→ **PROVIDED TEXT**
..........

Howard: Well, let me ask all three of you. I want to ask us some specifics, because this is what they specifically ask when you're lecturing in dental schools: how do you make the judgment between a triple tray versus I need full arches upper and lower versus I need a facebow transfer and an articulator?

 

John: I think you need to ...

 

Howard: I see that no-one wants to answer this question.

 

John: [inaudible] you need an occlusal background and you need a philosophy. I'm very involved at the Pankey Institute, I'm visiting faculty there, I'm on their board, so I am very fond of the Pankey Institute. I recommend many doctors to go there and you develop a philosophy. But also, we have developed a system that we also have here at the Center, and that we teach, and it's utilizing basically, a better word would be a Lucia Jig, and this is similar to that, but it's more as an appliance. It's just a way of learning a system, or having a system in place, that you can see where these patients are going. If they're going to have problems, do they have problems? You get them out of pain before you start any treatment. And that's where we like to begin, work on these patients before you do any dentistry, make sure that they're not in pain, they're comfortable before you start and then know where you're going before you start.  And that's where, as a laboratory, I say, why are we getting these cases mid-stream, or there's ten implants in and all of a sudden, I get a case with impressions and I go, where's your wax-up? Where's your diagnostic workup? And there is none. So we're working backwards now to recapture all that. We like to do that in the beginning with getting a diagnostic workup, making sure that it's there where we want to go, and we know ahead of time it's going to work, before we start, because we can try it in. We can make matrixes, we can take these wax-ups using the [sounds like: visicryls] and get to the final stage where we're going before we start, and that's, I think, where we need to be going more with our philosophy.

..........

→ **EXERCISE DESCRIPTION**
Could you copy everything from "Howard: Well, let" down to "need to ..." in the dental discussion, but replace "triple tray" with "dual-arch tray"?

Stored data entries
..........

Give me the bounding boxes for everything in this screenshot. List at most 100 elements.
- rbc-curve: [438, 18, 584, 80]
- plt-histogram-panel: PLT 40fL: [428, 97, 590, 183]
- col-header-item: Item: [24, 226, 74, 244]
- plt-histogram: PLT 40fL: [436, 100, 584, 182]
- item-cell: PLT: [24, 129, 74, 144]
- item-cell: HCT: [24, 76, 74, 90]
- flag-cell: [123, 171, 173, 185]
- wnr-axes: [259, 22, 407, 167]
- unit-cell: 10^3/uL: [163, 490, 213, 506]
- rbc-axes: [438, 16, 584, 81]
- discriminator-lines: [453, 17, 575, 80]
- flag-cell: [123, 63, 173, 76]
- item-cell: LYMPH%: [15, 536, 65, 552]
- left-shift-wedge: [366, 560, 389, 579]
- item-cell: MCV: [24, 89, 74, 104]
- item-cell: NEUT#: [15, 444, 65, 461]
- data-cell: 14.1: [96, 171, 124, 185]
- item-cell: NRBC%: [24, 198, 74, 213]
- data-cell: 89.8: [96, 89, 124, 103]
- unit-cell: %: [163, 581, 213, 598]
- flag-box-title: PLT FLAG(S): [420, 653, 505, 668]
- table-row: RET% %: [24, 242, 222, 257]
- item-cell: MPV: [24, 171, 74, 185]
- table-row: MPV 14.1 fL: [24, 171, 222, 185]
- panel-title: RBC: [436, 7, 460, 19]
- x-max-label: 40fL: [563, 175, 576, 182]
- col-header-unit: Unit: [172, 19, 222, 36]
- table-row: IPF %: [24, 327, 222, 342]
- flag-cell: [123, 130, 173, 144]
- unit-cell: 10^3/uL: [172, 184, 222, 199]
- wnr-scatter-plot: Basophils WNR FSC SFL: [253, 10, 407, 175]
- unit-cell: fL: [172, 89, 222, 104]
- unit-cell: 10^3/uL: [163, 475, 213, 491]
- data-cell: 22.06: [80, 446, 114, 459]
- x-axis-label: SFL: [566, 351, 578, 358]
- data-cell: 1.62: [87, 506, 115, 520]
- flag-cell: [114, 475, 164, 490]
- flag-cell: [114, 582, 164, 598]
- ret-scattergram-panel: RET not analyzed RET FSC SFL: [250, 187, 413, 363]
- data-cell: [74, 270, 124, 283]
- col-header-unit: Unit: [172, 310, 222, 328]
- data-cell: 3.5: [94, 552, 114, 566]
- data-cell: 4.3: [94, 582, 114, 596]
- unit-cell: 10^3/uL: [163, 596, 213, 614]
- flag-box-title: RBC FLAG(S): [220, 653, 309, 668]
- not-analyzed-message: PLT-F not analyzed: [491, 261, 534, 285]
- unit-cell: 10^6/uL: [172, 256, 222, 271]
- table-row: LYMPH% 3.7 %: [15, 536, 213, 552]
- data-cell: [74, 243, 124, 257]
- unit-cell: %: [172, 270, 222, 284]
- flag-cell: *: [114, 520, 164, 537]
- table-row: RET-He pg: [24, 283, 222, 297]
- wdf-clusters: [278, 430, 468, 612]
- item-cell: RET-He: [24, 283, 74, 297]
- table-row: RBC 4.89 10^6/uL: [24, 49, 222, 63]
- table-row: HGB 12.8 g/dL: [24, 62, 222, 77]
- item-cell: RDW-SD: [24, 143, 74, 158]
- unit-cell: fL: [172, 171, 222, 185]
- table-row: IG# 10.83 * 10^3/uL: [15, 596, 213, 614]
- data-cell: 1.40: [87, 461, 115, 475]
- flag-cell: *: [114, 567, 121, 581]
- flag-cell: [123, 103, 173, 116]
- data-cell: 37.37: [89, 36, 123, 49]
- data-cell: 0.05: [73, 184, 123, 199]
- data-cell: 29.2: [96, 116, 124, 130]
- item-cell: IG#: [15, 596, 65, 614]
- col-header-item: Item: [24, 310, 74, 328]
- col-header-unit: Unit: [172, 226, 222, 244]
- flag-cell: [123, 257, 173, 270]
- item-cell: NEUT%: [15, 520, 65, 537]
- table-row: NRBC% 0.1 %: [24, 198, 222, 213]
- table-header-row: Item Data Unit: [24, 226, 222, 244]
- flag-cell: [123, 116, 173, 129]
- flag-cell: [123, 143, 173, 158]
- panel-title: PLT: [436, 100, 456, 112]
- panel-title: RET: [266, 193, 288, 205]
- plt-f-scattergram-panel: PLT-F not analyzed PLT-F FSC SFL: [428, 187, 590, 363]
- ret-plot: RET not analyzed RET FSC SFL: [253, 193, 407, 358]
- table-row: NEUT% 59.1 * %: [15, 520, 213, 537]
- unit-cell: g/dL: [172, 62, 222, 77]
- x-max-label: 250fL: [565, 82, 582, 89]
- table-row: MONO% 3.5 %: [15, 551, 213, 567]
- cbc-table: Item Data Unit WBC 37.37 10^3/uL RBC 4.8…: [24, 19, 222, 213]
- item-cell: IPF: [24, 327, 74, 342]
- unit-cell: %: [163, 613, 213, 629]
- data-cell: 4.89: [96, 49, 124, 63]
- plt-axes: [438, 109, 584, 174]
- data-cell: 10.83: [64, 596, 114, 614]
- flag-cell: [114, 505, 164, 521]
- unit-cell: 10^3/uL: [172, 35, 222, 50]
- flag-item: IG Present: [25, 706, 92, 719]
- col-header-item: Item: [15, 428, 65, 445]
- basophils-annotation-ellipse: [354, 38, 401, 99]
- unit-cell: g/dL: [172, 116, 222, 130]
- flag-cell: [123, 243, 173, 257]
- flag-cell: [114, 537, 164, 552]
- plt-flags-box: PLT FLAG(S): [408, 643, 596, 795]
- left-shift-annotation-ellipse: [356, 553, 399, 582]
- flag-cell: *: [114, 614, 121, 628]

..........

→ **SOLUTION FOR THIS PROBLEM**
Howard: Well, let me ask all three of you. I want to ask us some specifics, because this is what they specifically ask when you're lecturing in dental schools: how do you make the judgment between a dual-arch tray versus I need full arches upper and lower versus I need a facebow transfer and an articulator?

 

John: I think you need to ...